## [STATED PROBLEM]
Check each line for the string "JSON". Give only the count of lines that have it.

## [LISTED ENTRIES]
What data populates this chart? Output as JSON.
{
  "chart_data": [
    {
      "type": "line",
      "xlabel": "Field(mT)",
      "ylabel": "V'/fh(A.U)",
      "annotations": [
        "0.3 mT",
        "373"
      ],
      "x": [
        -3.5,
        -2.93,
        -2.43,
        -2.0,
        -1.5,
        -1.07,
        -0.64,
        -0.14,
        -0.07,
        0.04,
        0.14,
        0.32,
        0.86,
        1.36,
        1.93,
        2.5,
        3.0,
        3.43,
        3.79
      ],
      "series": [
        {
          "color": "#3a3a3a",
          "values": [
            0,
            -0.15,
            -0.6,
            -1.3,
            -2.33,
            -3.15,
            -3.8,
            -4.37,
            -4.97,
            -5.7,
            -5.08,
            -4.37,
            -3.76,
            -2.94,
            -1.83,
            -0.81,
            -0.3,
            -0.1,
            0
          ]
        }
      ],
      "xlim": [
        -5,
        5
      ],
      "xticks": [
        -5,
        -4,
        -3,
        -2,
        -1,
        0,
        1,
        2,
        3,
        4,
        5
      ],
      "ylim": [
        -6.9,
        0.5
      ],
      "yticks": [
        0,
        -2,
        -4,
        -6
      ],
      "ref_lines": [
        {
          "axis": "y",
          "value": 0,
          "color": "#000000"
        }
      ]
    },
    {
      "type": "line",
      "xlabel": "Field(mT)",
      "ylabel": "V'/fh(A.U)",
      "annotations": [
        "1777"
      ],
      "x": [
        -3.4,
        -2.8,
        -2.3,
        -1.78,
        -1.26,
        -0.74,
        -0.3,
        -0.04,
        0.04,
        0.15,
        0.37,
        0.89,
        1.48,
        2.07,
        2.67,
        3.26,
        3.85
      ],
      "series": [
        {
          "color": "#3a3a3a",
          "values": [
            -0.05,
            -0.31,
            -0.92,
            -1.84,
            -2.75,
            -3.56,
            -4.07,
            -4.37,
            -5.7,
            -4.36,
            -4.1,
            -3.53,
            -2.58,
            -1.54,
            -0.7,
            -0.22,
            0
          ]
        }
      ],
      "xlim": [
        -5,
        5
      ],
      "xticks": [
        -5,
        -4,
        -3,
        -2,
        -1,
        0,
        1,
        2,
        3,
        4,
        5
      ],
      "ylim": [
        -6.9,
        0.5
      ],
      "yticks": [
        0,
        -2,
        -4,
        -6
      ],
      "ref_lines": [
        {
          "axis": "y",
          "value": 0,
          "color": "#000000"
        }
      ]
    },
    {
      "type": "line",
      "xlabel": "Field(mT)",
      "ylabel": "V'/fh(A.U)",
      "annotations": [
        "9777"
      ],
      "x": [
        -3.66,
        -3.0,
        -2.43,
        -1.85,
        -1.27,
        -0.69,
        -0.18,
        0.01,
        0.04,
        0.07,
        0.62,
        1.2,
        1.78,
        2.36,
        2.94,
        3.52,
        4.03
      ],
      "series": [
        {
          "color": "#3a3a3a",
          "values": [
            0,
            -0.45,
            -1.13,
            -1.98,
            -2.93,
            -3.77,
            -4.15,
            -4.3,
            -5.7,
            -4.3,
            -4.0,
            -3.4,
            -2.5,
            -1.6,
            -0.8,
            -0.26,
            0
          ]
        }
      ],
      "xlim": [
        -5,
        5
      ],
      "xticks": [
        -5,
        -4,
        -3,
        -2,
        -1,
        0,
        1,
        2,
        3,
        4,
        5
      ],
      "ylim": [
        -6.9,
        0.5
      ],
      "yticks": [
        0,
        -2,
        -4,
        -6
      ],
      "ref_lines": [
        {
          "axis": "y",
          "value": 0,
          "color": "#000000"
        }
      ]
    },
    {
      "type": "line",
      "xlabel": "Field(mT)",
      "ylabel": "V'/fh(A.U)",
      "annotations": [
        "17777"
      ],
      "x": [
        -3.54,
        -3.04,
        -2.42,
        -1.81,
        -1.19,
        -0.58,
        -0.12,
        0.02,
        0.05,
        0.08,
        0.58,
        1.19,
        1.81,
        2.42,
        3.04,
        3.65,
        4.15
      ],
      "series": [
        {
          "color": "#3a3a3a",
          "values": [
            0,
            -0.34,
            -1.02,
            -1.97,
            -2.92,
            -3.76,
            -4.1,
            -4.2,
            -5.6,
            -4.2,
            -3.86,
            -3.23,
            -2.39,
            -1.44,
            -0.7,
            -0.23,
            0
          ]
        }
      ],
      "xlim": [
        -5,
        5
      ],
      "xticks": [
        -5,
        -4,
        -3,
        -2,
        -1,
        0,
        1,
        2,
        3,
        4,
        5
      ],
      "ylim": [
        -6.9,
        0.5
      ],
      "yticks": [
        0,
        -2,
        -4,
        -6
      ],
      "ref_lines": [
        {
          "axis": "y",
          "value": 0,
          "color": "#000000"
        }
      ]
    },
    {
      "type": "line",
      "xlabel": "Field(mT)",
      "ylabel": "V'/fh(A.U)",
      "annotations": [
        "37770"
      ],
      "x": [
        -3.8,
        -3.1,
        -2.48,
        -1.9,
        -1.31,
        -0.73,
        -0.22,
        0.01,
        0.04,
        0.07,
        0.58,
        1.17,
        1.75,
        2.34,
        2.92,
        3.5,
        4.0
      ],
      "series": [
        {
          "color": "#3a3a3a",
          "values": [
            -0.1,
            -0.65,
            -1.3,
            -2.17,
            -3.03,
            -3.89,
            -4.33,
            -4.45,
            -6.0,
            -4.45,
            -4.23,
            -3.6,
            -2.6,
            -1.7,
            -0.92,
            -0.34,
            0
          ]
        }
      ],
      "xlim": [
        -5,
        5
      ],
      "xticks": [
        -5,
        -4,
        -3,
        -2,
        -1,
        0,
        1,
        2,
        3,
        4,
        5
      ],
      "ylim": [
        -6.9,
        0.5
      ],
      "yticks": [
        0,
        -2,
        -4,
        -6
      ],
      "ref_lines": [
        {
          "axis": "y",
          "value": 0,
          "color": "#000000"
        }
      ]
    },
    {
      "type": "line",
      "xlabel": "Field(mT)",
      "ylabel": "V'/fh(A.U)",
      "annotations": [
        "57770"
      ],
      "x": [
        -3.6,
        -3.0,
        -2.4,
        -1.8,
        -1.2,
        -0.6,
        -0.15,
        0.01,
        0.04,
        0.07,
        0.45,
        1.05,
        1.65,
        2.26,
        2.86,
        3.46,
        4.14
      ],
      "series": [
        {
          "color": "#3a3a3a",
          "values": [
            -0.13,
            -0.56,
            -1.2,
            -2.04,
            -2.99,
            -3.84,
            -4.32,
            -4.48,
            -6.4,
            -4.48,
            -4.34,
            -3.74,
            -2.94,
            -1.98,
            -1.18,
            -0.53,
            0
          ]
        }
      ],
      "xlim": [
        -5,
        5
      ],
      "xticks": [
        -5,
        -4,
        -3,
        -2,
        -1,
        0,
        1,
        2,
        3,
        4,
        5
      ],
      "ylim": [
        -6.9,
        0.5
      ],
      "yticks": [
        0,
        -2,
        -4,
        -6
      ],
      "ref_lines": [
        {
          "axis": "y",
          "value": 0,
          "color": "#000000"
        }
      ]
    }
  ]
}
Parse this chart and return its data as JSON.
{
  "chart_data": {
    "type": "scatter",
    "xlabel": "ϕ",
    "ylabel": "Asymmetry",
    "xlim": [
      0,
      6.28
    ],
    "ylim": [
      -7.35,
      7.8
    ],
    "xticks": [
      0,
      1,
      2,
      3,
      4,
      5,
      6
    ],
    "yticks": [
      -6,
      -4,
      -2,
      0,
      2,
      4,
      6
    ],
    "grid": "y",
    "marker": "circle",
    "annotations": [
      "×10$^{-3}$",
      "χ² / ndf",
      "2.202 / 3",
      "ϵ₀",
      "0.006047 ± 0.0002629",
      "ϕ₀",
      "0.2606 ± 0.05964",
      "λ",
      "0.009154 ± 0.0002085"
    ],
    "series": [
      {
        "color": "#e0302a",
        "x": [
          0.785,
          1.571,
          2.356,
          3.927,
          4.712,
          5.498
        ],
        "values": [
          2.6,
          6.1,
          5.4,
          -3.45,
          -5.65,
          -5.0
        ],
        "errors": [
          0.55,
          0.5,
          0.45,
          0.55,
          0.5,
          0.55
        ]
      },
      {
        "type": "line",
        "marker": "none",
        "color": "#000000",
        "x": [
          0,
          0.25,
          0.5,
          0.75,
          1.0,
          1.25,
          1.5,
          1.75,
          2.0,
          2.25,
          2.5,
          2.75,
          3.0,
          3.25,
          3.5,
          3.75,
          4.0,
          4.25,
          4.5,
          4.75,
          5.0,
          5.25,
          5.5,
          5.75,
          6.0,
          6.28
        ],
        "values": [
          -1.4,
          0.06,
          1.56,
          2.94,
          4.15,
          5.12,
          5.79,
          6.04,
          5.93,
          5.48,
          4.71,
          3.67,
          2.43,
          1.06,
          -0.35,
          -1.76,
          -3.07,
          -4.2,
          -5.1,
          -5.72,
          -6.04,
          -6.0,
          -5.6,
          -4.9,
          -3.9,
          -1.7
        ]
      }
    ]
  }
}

## [TASK SOLUTION]
2